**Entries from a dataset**
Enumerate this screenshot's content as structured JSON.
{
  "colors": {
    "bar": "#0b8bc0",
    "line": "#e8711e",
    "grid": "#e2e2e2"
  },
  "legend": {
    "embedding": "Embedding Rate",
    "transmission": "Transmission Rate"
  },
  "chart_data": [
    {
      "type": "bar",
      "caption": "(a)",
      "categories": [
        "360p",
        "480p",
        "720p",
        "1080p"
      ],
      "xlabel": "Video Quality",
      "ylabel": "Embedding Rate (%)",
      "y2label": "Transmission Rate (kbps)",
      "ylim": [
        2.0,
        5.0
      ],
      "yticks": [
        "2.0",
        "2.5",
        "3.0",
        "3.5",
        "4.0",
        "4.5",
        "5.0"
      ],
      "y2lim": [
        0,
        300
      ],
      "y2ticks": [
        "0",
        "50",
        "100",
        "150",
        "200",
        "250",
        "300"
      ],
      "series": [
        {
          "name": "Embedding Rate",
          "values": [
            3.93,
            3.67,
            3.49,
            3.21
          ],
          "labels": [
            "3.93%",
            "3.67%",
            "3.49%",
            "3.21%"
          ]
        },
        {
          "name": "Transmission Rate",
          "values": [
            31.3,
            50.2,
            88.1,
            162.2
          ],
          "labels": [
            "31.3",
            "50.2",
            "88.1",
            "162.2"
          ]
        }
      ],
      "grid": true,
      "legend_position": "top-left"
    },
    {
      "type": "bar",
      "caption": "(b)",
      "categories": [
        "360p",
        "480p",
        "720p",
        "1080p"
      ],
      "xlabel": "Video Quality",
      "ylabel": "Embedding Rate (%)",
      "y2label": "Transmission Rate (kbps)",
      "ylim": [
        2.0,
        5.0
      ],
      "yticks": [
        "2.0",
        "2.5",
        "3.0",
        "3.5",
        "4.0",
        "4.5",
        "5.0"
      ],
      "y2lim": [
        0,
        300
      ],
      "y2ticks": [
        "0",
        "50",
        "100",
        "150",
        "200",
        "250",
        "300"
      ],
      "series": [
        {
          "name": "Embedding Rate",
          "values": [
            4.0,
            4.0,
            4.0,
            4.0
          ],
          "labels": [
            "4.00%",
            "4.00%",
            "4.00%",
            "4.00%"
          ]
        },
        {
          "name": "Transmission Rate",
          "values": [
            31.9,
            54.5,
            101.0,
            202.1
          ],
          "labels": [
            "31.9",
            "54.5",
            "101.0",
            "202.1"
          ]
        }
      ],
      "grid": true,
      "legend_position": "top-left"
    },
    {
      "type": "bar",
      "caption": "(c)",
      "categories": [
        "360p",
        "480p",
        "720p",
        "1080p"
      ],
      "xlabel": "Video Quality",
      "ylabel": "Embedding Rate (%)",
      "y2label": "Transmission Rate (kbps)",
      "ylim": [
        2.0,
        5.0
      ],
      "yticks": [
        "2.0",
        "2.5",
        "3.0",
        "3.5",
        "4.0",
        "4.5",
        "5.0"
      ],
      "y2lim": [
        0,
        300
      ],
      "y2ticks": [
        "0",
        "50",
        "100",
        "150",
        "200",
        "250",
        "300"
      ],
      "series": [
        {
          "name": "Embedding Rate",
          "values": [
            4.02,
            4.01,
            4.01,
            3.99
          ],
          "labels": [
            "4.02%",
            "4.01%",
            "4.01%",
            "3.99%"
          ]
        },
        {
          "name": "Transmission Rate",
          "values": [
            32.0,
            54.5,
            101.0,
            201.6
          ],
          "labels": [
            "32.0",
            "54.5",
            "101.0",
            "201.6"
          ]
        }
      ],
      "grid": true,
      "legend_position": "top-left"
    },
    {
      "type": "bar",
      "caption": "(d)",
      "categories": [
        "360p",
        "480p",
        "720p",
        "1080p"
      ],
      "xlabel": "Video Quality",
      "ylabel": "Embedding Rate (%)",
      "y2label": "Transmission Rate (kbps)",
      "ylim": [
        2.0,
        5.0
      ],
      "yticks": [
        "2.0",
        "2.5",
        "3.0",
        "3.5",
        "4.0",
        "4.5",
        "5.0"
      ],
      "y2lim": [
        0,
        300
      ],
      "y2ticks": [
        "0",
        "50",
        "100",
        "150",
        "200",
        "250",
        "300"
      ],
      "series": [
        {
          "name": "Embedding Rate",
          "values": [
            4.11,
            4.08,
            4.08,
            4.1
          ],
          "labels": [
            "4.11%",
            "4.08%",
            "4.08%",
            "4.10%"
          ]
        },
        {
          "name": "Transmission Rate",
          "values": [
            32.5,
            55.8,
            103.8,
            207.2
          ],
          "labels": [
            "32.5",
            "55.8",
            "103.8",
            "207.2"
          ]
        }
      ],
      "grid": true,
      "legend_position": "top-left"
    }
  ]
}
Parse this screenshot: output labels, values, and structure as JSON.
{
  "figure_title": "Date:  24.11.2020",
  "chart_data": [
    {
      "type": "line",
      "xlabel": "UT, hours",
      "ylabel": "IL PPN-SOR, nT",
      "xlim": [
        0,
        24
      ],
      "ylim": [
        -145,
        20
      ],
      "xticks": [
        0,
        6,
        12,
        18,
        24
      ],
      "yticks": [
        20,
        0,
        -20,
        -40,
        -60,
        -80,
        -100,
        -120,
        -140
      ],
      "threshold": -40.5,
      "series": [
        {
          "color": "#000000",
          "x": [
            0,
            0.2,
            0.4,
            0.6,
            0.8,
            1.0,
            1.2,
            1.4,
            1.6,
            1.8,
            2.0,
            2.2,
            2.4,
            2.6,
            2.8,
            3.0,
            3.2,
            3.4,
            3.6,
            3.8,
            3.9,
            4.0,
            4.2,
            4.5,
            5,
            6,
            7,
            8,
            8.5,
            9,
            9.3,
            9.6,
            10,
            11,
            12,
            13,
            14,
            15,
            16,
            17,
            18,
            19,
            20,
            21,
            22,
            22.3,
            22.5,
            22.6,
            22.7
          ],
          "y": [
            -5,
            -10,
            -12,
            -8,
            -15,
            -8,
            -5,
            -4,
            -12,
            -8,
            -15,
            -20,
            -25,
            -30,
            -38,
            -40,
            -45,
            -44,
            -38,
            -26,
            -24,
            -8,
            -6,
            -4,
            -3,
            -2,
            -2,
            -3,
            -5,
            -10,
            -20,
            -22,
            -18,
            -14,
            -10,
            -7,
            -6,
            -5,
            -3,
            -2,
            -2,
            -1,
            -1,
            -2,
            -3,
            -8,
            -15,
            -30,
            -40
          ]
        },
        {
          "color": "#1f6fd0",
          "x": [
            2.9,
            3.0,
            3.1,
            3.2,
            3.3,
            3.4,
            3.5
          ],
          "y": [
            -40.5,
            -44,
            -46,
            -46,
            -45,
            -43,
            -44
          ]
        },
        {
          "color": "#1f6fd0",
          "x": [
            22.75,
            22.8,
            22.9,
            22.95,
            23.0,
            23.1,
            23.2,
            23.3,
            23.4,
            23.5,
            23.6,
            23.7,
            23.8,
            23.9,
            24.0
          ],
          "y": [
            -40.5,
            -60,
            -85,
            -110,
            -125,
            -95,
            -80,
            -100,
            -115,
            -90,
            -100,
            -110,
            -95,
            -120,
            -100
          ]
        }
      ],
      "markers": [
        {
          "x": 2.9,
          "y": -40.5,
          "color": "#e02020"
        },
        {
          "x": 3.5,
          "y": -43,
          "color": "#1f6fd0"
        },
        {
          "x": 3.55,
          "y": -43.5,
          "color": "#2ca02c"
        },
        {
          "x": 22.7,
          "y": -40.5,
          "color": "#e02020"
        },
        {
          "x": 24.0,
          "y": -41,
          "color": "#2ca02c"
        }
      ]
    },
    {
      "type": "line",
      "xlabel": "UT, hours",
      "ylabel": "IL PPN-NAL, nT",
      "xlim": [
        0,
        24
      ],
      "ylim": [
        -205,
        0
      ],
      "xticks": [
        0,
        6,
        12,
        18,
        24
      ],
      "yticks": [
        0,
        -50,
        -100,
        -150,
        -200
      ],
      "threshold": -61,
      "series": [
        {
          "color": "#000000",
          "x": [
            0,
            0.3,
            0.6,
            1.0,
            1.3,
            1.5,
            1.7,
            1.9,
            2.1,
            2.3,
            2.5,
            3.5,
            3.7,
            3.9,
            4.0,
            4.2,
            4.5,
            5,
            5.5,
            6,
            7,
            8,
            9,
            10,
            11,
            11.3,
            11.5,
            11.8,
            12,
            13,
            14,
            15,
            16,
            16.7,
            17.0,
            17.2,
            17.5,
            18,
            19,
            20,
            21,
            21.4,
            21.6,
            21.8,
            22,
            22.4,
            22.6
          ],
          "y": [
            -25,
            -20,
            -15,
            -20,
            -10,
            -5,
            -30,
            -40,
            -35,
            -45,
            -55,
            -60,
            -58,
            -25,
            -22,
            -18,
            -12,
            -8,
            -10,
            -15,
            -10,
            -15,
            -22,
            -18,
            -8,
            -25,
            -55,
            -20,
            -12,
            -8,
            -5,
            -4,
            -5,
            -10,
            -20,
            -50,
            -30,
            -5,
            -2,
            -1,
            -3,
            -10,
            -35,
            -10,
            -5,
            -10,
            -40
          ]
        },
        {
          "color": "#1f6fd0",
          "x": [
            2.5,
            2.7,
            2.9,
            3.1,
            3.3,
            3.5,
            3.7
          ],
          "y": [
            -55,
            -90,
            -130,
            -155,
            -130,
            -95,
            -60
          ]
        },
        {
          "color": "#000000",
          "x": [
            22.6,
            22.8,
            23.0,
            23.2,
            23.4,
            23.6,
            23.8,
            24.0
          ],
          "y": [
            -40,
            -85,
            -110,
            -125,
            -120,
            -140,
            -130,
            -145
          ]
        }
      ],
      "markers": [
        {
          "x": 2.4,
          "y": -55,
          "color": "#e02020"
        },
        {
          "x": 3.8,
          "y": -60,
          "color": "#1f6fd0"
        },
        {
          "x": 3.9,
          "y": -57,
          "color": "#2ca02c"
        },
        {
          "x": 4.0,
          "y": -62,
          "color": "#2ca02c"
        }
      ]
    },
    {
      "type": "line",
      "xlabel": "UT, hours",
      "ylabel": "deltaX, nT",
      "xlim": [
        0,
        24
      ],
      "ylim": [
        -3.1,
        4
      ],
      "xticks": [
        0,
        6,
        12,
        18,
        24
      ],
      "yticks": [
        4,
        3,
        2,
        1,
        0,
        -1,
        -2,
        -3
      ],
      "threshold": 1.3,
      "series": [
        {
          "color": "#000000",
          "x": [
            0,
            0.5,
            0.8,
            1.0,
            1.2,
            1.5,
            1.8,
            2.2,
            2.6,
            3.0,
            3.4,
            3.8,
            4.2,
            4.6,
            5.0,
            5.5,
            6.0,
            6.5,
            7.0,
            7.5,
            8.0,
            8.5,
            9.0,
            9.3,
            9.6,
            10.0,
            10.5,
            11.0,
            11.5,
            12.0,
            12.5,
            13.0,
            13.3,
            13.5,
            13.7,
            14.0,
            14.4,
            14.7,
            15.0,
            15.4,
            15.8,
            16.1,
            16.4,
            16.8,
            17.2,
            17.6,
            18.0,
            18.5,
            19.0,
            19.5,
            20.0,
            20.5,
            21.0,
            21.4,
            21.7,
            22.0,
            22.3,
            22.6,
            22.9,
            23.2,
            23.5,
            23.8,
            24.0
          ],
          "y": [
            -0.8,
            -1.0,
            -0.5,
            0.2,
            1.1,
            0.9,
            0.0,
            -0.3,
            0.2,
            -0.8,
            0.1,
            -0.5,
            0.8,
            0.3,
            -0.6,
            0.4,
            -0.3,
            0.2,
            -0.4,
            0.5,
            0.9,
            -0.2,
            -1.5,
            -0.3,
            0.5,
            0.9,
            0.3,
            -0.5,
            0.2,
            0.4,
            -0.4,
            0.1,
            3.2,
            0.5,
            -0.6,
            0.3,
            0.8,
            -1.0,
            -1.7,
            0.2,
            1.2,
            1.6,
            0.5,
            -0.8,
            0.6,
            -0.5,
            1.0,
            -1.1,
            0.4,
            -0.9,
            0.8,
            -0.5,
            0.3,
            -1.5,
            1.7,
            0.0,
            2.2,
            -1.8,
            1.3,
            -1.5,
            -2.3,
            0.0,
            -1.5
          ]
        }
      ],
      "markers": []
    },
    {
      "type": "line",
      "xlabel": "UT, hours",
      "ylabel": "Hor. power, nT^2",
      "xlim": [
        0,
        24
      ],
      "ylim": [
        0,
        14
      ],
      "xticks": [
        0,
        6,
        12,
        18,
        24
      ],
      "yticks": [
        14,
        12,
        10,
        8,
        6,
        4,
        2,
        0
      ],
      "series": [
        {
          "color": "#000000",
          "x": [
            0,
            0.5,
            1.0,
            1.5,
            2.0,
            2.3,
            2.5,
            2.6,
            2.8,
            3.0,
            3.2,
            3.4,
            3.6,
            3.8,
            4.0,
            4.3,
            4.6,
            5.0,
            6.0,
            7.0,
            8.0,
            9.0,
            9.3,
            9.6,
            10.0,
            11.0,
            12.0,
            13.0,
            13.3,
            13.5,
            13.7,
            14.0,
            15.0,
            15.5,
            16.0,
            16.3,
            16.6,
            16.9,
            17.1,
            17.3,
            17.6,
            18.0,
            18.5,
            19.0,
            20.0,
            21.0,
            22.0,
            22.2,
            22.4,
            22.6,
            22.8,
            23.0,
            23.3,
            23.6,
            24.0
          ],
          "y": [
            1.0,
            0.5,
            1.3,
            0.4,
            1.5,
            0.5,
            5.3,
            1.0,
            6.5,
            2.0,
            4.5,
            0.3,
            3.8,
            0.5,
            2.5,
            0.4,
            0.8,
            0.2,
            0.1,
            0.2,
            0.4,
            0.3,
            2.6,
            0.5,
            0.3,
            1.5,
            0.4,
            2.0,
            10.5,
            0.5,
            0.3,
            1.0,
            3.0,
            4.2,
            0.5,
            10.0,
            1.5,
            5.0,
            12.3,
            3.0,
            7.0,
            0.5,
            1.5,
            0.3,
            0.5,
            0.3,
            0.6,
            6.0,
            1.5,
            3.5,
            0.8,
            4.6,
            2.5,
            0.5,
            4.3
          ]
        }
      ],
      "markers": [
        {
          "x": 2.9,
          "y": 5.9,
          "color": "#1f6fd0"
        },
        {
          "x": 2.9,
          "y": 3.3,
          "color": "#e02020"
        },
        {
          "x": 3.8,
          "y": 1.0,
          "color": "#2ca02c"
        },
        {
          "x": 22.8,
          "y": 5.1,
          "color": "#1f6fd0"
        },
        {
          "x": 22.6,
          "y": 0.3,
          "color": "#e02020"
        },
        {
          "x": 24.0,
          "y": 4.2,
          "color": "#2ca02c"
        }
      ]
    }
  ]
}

**STATED GOAL**
Copy out each line of the records that holds the string "threshold".

**RESULT BELOW**
      "threshold": -40.5,
      "threshold": -61,
      "threshold": 1.3,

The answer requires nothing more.